QUÉ HACER: Prosigue el texto sobre los murales del rock argentino pintados en Once a partir de su última oración.

TEXTO EXTRAÍDO:
^^^^^^^^^^^^^^^^
Las cortinas metálicas cuyas pinturas se reflejan en cuarentena son –curiosamente– cuarenta. Todas tienen la firma de Muro Sur, un colectivo de artistas jóvenes oriundos en su mayoría de Almirante Brown y alrededores, que comenzó en 2015 y ya lleva alrededor de 300 intervenciones en CABA y el conurbano.

El Once inicial del rock argentino

“Los protagonistas pintados en Once se definieron por gustos personales y el consenso de los diez que participamos”, explica Ezequiel Briseño, referente del grupo que llevó adelante este proyecto hace dos años a instancias del artista trotamundos Martín Ron, aunque recién ahora cobra nueva magnitud. “El cierto que faltaron muchos y algunos quizás no cayeron bien, aunque es difícil mantener a todos contentos, y más aún con algo tan masivo.” También participaron Daniel Ortega, Luc, Tin Art, Damián Arancetbehere, Gabriel Luna, Rocío Vázquez, Nica, Fede de Paola y Seba Donadio.

La obra sigue un criterio cronológico: el recorrido temporal comienza en el “Bajo Pueyrredón” con Sandro, prenda de unión entre ese rock criollo más bien lúdico, bailable y coverista de fines de los ’50 y principios de los ’60 –que la “historia oficial” aún se niega a legitimar– y el rock poético y de autor que el “relato autorizado” establece como iniciático desde Los Gatos.
^^^^^^^^^^^^^^^^
ÍTEMS DEL CONJUNTO:
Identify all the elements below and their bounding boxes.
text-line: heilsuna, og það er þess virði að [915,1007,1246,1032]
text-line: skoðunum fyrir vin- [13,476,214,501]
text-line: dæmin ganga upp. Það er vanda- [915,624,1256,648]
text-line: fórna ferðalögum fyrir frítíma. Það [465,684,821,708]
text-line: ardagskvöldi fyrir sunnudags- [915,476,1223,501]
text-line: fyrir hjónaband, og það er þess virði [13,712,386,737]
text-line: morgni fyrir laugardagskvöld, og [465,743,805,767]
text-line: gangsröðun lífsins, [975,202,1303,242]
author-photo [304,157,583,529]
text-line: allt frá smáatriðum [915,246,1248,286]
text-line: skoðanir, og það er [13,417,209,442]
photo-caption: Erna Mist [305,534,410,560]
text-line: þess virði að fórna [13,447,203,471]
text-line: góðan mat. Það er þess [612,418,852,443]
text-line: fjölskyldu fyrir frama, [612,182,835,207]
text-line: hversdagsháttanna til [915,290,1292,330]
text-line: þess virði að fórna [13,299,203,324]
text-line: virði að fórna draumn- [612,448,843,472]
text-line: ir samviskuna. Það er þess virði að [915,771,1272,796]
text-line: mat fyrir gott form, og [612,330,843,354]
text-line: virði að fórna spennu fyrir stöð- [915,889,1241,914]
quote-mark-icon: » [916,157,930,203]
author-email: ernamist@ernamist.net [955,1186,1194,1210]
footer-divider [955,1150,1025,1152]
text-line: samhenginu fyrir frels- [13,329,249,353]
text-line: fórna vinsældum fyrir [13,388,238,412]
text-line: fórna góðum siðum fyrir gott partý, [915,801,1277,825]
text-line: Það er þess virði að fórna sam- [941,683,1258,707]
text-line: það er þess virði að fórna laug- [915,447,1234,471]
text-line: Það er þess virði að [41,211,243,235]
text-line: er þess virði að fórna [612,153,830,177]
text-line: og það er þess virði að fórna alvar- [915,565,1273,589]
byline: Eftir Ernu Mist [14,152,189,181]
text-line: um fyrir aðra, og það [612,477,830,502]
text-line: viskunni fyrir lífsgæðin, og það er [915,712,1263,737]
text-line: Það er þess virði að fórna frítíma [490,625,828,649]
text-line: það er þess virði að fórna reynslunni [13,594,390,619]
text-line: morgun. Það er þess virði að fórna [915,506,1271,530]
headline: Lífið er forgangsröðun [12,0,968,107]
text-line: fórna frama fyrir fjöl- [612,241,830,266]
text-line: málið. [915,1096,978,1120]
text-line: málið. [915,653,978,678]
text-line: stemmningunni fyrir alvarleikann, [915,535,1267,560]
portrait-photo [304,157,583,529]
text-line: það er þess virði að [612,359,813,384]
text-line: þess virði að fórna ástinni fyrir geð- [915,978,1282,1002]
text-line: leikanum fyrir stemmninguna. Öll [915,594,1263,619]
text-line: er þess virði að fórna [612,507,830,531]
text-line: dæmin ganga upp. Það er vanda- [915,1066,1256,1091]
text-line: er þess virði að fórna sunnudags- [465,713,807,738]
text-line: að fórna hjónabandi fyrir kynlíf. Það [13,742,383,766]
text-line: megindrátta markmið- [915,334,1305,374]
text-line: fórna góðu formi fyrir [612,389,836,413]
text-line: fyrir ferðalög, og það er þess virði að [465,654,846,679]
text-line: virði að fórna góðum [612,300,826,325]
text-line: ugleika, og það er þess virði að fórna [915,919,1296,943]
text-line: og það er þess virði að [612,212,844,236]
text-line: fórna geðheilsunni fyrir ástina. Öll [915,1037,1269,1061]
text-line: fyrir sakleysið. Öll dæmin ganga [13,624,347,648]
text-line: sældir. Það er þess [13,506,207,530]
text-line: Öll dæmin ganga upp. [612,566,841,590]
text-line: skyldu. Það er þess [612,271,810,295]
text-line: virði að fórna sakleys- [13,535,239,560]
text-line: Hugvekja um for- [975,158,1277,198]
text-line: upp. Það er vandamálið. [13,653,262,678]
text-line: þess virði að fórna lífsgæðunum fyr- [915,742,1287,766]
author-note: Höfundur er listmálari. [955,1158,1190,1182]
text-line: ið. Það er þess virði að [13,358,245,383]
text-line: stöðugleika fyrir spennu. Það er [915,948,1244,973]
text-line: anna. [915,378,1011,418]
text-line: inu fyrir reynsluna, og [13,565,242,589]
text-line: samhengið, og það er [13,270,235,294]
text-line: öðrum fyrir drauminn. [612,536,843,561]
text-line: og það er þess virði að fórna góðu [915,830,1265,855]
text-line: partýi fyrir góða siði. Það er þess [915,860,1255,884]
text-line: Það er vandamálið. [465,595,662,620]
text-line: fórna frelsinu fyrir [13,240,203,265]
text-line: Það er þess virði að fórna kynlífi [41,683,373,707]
^^^^^^^^^^^^^^^^
RESPUESTA DEL EJERCICIO:
A partir de ahí, y durante las siguientes tres cuadras de la mano impar, se suceden pinturas y pintadas para todos los gustos: desde Charly García, Pappo, Luca Prodan y Ricardo Mollo hasta Chizzo de La Renga o el Indio Solari, pasando por mujeres en actividad como Hilda Lizarazu o Fabiana Cantilo, metáforas visuales fácilmente linkeables (moscato, pizza y fainá; la luna de miel en la mano, el logo de Attaque 77 o la solitaria vaca cubana) y tapas de los discos Vasos y besos, de Los Abuelos de la Nada, Infame, de Babasónicos y Pong!, de Los Brujos.

Las caras de Tanguito y Litto Nebbia pintadas sobre cortinas de chapa aparecen a pocos metros del que la mitología insiste en señalar como el sitio donde ambos desgranaron los primeros acordes y estrofas de La balsa: el baño de La Perla (ayer Bar Notable, hoy pizzería de franquicia).

Pero Once también es inicio y fin del tren Sarmiento que trajo a Capital Federal el agite conurbanesco (El Reloj, Sumo, Los Piojos, Almafuerte, Árbol). Y, más cerca en el tiempo, geografía de una de las peores tragedias de la cultura popular argentina: Cromañón. “Antes de cada trabajo hacemos un proceso de investigación para informarnos sobre la zona, sus usos y costumbres, y llegamos a la decisión de hacerlo sobre rock argentino”, revela Ezequiel, decantándose por lo que el eje Pueyrredón pedía casi que a los gritos.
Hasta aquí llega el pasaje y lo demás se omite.